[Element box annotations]

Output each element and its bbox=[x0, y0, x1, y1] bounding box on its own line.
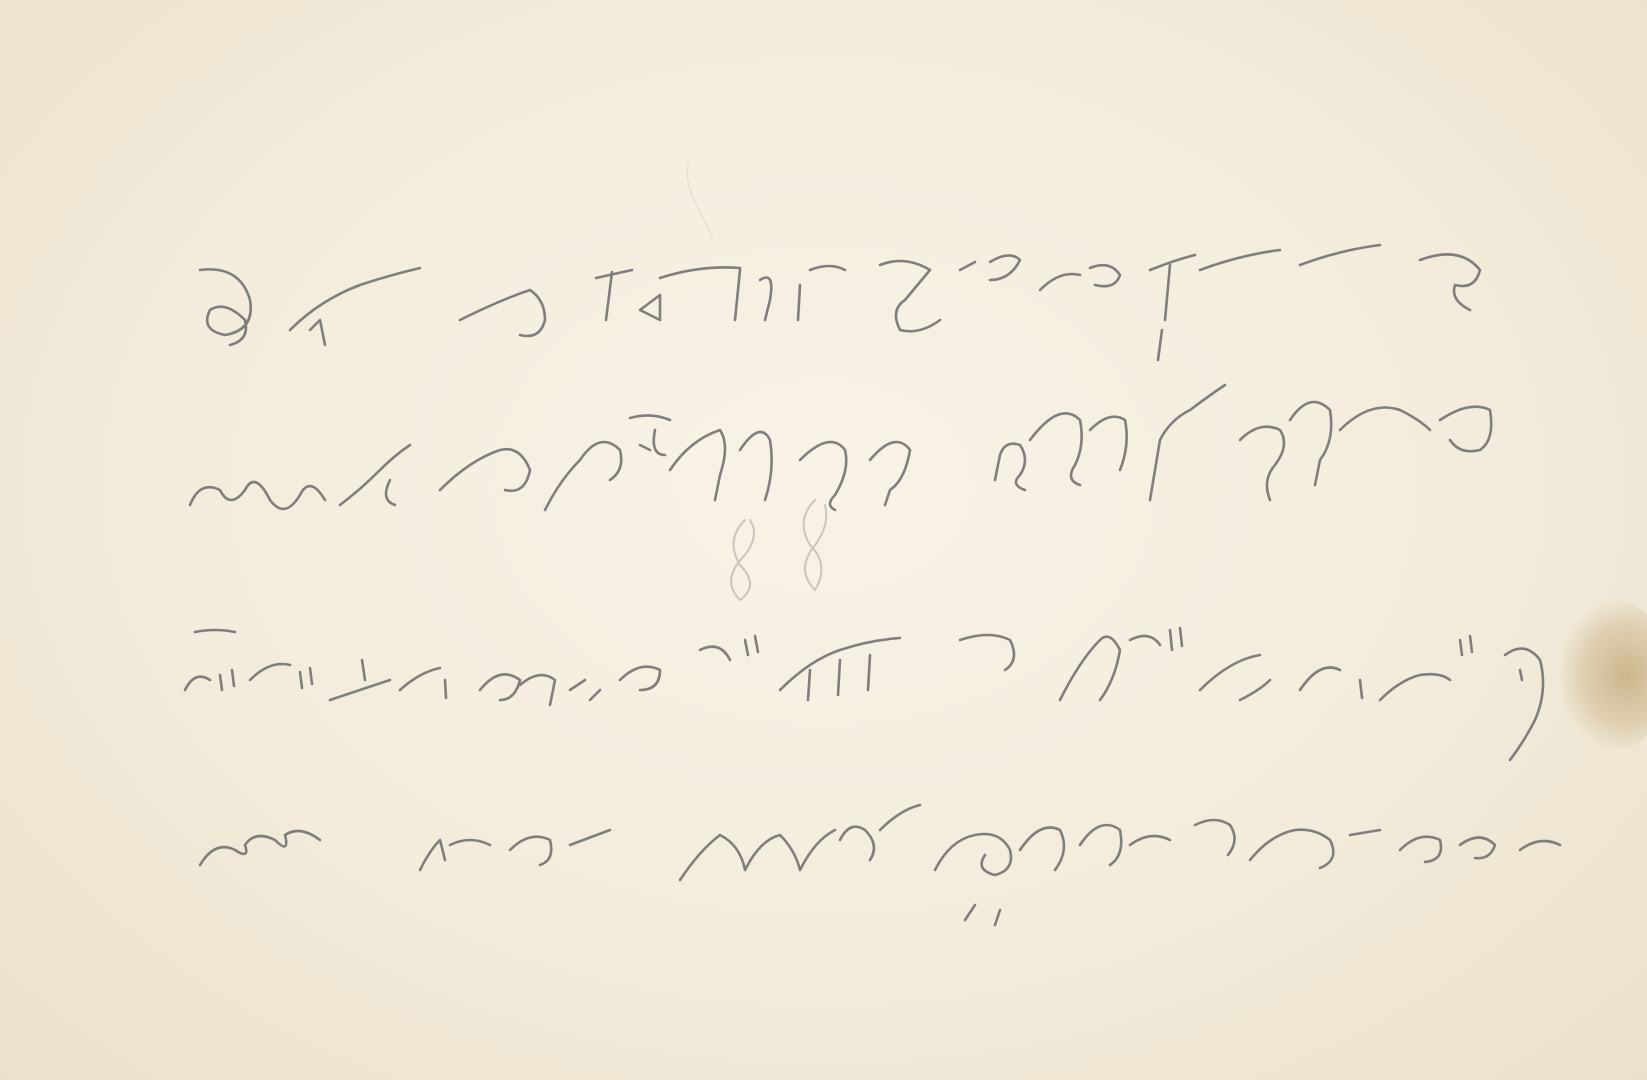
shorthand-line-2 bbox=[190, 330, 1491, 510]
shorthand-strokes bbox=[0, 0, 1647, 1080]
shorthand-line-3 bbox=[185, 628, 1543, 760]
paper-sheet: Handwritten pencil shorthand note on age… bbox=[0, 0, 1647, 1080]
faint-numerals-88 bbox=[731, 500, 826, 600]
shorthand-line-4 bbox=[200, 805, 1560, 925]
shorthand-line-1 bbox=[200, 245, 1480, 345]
==
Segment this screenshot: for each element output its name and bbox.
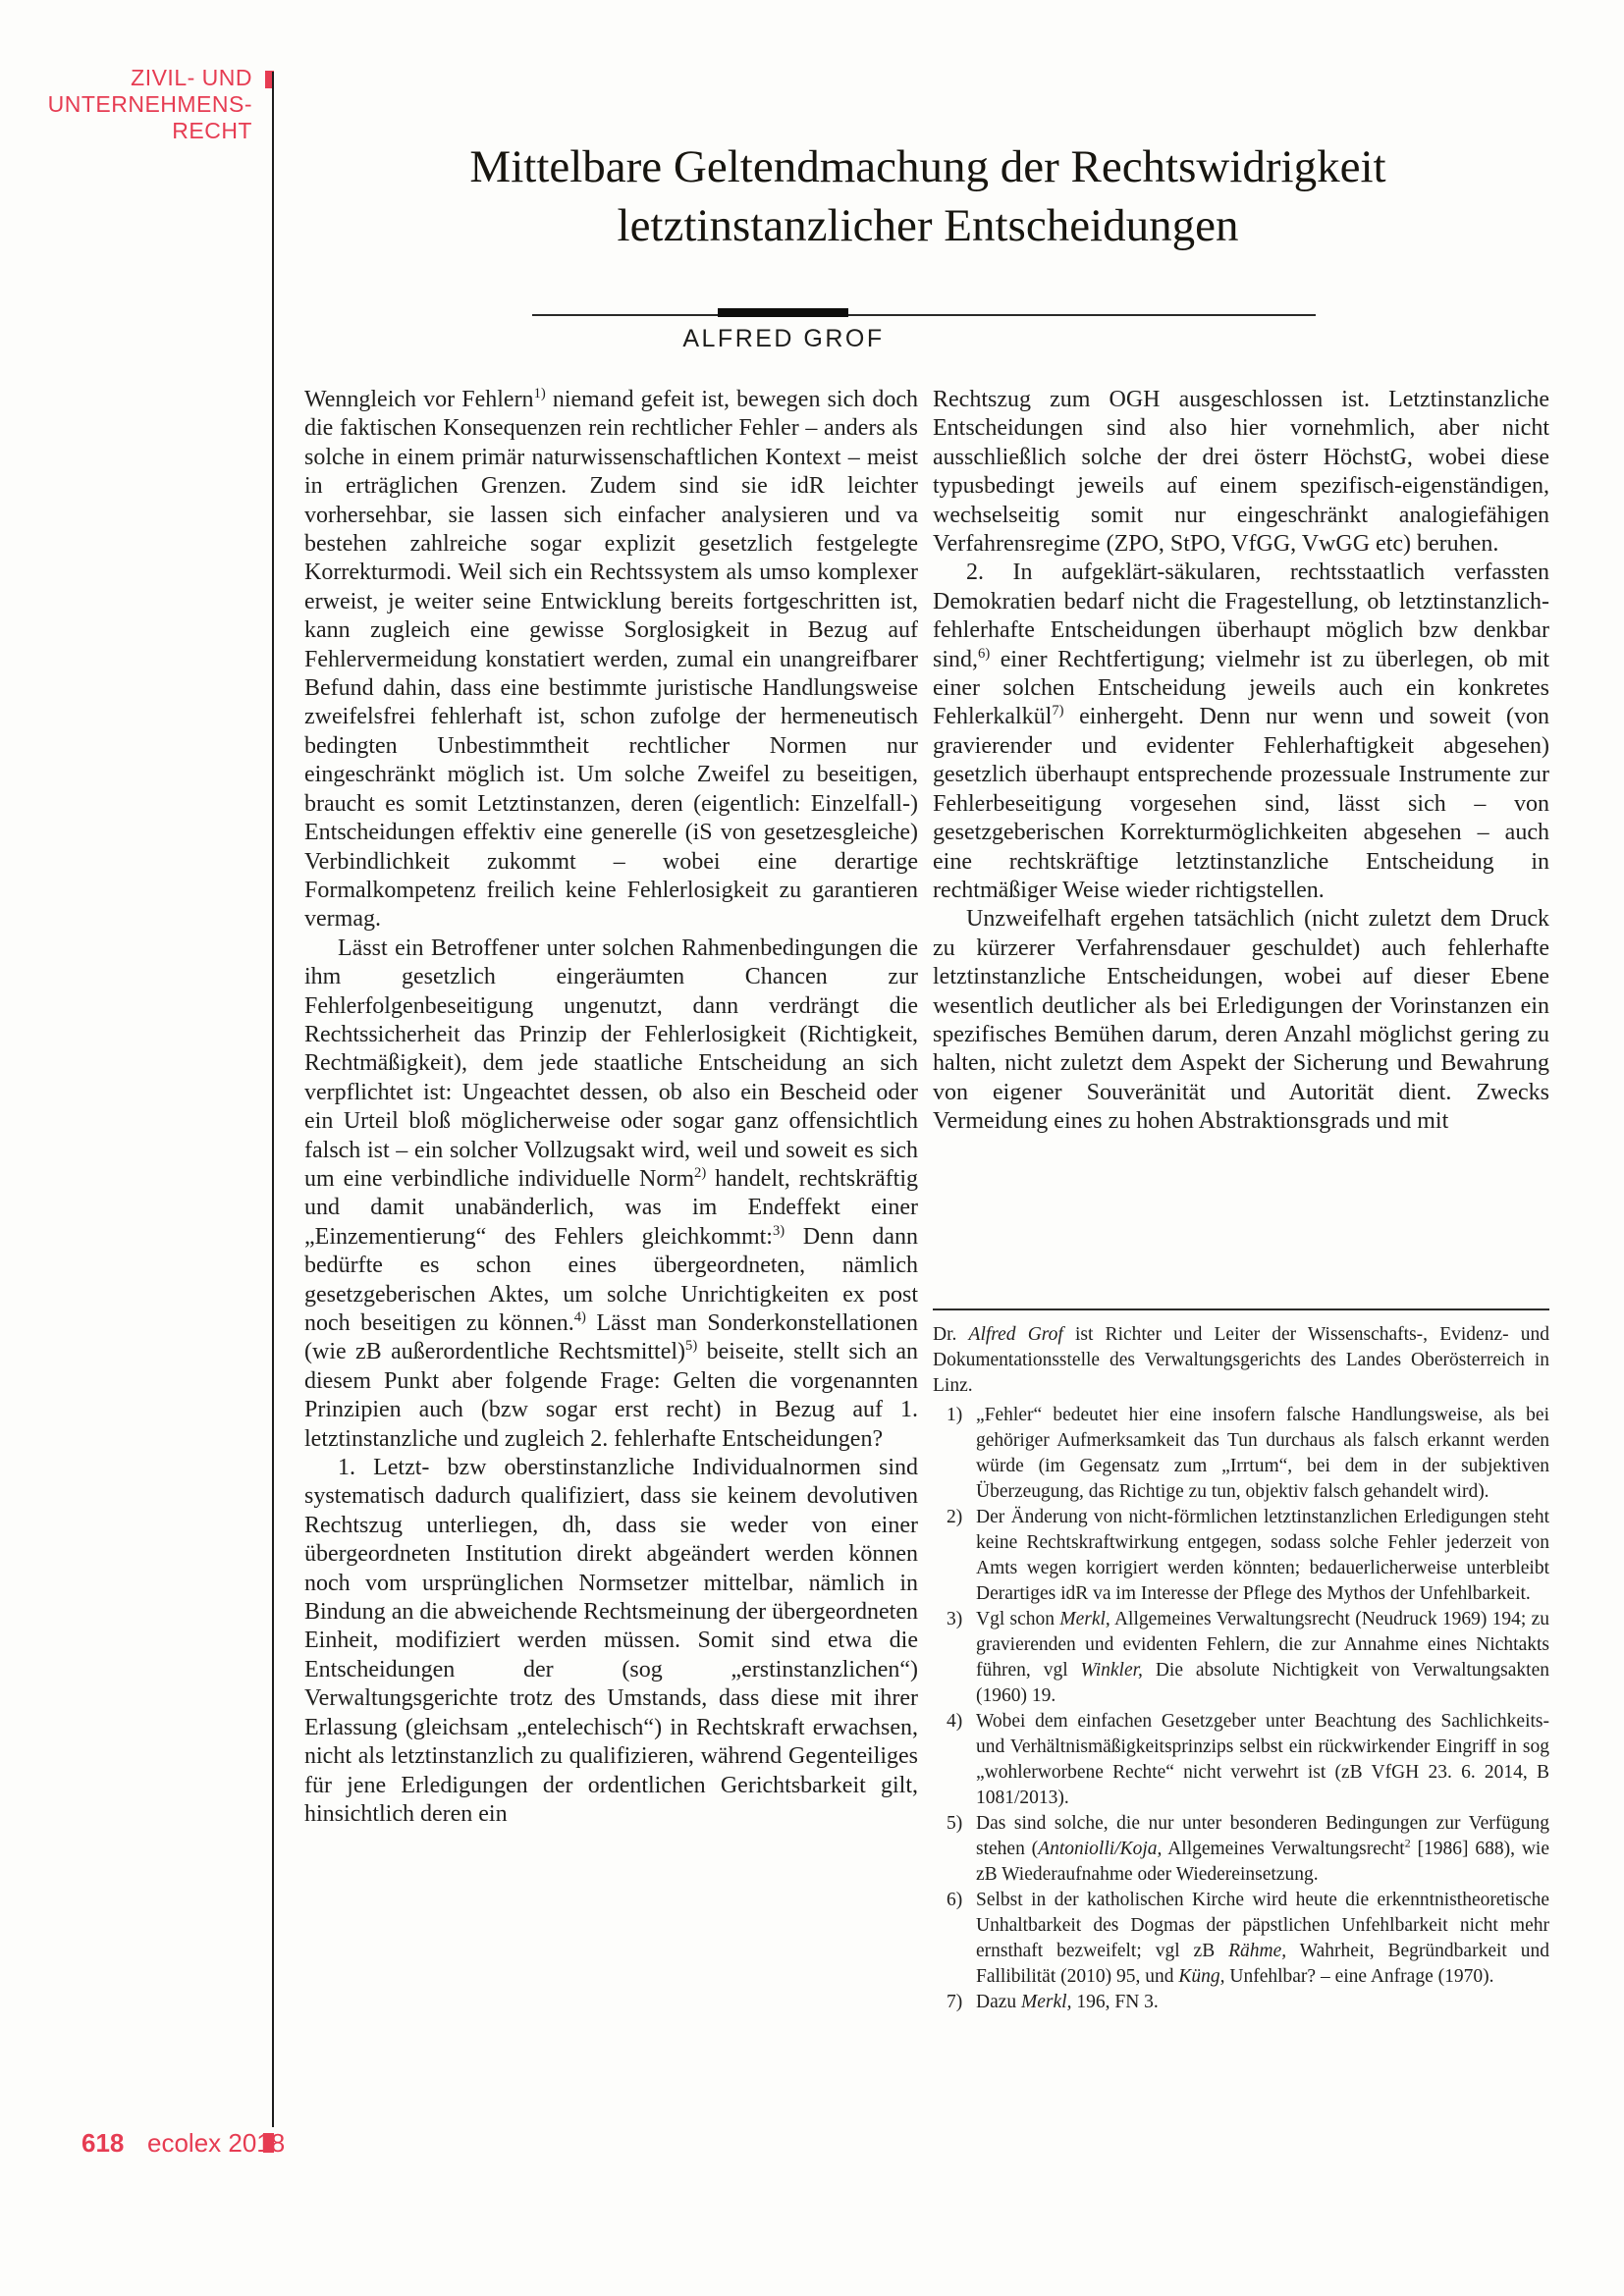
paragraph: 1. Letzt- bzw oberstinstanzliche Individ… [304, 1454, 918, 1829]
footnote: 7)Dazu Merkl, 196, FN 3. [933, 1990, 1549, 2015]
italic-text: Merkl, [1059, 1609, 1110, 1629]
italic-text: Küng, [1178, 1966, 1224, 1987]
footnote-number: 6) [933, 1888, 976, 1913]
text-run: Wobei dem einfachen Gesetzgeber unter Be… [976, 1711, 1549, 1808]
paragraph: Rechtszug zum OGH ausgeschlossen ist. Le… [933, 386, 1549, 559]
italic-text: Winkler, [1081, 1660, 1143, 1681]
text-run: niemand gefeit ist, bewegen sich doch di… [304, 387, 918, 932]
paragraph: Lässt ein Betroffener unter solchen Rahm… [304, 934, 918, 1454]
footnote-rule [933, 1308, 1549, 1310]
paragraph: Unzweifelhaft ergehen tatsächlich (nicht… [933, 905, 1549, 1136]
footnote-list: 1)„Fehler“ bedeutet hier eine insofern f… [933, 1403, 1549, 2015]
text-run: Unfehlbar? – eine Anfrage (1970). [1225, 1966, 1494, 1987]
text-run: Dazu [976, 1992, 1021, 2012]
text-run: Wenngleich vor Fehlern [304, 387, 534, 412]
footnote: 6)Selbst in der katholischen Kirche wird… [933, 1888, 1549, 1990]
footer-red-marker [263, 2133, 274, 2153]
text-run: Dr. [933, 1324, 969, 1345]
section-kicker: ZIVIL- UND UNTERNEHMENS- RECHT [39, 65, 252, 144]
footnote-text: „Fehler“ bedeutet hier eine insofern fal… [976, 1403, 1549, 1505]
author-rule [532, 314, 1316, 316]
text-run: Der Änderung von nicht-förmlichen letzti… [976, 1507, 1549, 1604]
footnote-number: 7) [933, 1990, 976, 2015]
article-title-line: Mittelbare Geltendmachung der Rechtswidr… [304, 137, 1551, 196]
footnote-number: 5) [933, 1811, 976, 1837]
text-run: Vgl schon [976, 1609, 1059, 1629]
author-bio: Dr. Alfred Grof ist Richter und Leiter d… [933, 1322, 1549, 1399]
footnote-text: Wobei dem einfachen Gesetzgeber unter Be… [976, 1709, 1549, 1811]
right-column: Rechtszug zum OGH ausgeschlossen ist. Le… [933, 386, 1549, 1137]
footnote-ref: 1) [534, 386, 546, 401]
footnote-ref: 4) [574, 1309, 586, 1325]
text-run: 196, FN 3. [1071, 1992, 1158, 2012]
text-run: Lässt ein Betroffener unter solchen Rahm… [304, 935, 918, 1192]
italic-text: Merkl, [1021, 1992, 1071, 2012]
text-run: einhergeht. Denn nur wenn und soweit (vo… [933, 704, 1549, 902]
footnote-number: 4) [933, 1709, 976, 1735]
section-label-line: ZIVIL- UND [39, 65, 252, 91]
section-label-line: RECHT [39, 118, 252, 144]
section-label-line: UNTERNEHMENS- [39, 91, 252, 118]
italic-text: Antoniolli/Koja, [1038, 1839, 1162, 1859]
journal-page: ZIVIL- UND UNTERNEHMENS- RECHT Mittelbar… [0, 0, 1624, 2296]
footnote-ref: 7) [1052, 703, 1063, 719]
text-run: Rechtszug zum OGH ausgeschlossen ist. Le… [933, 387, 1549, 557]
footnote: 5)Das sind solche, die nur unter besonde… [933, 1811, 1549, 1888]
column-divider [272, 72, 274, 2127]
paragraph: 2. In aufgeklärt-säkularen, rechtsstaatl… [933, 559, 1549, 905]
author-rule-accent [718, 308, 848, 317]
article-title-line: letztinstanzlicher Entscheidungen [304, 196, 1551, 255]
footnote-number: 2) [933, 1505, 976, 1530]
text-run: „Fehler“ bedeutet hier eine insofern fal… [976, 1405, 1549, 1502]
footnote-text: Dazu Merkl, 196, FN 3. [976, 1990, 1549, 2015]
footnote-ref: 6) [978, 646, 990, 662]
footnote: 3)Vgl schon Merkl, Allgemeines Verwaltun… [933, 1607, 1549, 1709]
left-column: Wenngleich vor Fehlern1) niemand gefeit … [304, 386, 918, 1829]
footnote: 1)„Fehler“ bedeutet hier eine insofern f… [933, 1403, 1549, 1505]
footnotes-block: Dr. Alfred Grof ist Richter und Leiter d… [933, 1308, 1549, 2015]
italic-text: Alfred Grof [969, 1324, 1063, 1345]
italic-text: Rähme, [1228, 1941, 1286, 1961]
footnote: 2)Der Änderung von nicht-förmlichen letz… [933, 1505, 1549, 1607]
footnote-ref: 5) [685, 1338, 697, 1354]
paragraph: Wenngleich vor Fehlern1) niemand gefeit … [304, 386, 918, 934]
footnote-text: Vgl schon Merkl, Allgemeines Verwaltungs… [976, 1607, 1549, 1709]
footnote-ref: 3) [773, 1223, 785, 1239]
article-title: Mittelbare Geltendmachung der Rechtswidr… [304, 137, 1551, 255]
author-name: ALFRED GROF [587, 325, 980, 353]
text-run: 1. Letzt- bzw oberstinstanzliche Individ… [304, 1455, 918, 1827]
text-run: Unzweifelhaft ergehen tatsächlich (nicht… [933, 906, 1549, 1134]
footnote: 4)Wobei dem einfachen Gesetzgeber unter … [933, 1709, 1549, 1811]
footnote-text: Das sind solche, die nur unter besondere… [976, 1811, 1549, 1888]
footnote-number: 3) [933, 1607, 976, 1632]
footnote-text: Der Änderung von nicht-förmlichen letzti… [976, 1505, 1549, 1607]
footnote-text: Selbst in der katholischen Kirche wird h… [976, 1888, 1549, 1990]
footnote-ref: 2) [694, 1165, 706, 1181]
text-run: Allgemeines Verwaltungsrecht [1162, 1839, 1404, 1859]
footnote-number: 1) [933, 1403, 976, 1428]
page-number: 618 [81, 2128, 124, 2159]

EXERCISE REQUIREMENTS
Copy out the entries above word for word, starting with the line that contains "Output each element" and continuing through the line that contains "shorthand-line-1 bbox=[200, 245, 1480, 345]", and omit the pictures.

EXERCISE OUTPUT
Output each element and its bbox=[x0, y0, x1, y1] bounding box on its own line.
shorthand-line-2 bbox=[190, 330, 1491, 510]
shorthand-strokes bbox=[0, 0, 1647, 1080]
shorthand-line-3 bbox=[185, 628, 1543, 760]
paper-sheet: Handwritten pencil shorthand note on age… bbox=[0, 0, 1647, 1080]
faint-numerals-88 bbox=[731, 500, 826, 600]
shorthand-line-4 bbox=[200, 805, 1560, 925]
shorthand-line-1 bbox=[200, 245, 1480, 345]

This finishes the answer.